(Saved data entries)
___

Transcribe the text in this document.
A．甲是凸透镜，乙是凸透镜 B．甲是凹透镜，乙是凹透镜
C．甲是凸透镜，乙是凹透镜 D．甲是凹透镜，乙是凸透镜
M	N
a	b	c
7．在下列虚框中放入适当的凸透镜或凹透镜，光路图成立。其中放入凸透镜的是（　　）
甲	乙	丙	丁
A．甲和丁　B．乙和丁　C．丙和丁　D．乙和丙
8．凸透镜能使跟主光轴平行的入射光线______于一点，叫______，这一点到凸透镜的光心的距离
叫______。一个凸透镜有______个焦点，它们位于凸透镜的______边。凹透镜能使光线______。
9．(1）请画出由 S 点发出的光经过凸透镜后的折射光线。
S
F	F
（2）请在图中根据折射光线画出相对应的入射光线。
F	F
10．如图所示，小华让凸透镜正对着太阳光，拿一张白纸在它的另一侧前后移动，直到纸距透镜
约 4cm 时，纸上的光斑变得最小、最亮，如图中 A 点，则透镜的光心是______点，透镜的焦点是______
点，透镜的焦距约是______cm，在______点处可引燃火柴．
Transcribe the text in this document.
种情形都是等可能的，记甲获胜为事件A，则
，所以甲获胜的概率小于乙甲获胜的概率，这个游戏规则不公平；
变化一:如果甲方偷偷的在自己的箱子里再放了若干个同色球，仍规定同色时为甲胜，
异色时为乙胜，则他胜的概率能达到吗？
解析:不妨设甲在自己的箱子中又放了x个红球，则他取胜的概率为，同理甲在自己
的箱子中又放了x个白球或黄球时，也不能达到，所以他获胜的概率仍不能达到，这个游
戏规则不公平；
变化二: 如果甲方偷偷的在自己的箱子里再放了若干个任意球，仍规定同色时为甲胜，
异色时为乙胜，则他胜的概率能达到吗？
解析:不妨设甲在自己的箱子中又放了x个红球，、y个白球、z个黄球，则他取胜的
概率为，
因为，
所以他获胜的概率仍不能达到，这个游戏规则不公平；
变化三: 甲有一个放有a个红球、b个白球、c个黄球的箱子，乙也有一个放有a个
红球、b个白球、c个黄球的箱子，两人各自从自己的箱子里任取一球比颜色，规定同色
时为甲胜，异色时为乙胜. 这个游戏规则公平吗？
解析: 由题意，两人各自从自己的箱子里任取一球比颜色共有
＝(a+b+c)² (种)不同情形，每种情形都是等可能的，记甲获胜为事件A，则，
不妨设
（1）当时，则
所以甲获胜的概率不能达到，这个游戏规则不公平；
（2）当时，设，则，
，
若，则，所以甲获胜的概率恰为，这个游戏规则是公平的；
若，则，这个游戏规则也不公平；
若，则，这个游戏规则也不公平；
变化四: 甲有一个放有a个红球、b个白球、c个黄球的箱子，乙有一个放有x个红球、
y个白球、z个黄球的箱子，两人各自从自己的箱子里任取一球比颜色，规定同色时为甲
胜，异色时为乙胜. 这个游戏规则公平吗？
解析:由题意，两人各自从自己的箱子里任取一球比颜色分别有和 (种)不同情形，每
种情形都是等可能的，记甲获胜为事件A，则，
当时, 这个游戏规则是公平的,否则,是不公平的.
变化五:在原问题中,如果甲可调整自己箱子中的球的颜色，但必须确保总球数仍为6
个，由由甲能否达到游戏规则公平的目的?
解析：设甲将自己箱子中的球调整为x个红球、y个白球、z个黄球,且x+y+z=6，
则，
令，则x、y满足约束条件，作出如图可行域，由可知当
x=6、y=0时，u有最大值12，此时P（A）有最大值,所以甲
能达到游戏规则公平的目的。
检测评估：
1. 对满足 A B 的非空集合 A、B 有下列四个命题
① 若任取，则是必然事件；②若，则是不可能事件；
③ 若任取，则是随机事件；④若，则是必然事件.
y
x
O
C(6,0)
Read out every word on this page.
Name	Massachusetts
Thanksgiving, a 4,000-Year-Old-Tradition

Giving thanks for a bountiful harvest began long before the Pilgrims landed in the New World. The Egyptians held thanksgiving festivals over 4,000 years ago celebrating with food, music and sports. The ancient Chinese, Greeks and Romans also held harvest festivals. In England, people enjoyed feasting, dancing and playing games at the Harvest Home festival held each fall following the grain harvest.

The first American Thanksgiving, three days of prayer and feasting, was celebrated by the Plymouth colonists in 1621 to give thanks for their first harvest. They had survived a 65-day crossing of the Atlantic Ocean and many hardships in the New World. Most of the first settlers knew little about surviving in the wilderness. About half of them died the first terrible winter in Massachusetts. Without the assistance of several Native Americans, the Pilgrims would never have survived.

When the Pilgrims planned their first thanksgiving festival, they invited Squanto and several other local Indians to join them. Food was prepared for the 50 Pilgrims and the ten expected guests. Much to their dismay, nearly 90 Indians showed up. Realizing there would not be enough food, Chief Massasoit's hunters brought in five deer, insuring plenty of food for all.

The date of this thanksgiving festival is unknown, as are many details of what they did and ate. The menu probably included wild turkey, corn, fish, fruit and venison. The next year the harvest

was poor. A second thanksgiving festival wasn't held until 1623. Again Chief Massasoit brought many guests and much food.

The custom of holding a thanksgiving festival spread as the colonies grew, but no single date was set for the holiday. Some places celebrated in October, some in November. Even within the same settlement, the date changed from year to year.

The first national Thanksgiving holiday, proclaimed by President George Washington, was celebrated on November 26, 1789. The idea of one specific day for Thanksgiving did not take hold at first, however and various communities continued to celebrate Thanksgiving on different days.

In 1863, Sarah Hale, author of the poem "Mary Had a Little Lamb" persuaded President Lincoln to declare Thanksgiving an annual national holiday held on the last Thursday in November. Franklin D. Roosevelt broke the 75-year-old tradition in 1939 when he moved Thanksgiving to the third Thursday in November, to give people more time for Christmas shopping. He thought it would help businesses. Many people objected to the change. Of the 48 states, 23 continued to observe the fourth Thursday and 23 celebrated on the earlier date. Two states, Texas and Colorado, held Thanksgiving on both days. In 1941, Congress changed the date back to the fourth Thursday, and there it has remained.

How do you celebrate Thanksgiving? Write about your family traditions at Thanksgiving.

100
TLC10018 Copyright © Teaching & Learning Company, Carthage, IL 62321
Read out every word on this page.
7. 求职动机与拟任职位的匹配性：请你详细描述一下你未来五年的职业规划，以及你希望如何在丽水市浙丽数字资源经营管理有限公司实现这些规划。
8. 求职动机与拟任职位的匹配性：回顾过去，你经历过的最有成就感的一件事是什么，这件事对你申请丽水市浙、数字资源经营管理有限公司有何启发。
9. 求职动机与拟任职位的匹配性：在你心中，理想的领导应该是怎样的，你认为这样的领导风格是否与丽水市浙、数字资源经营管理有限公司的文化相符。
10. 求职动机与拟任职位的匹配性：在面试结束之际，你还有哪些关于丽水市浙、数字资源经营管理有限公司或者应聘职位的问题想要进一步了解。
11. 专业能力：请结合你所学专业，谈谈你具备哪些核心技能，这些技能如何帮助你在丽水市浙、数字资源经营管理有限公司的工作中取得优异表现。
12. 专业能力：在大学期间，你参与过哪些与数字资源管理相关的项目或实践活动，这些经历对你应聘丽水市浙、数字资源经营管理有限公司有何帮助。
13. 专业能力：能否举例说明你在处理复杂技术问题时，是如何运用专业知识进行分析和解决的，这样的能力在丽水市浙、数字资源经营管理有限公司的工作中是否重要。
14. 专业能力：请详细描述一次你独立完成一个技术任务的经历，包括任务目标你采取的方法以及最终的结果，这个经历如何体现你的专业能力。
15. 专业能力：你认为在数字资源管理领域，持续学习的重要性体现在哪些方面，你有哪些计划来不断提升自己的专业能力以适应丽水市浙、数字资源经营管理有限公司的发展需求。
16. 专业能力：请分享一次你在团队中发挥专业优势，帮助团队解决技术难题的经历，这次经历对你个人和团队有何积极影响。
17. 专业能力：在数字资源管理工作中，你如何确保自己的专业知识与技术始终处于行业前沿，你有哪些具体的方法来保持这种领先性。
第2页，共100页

___

◆ Directive ◆
The records are above. How many lines in them contain the word "y个白球"? Give the number alone.

◆ Written response ◆
3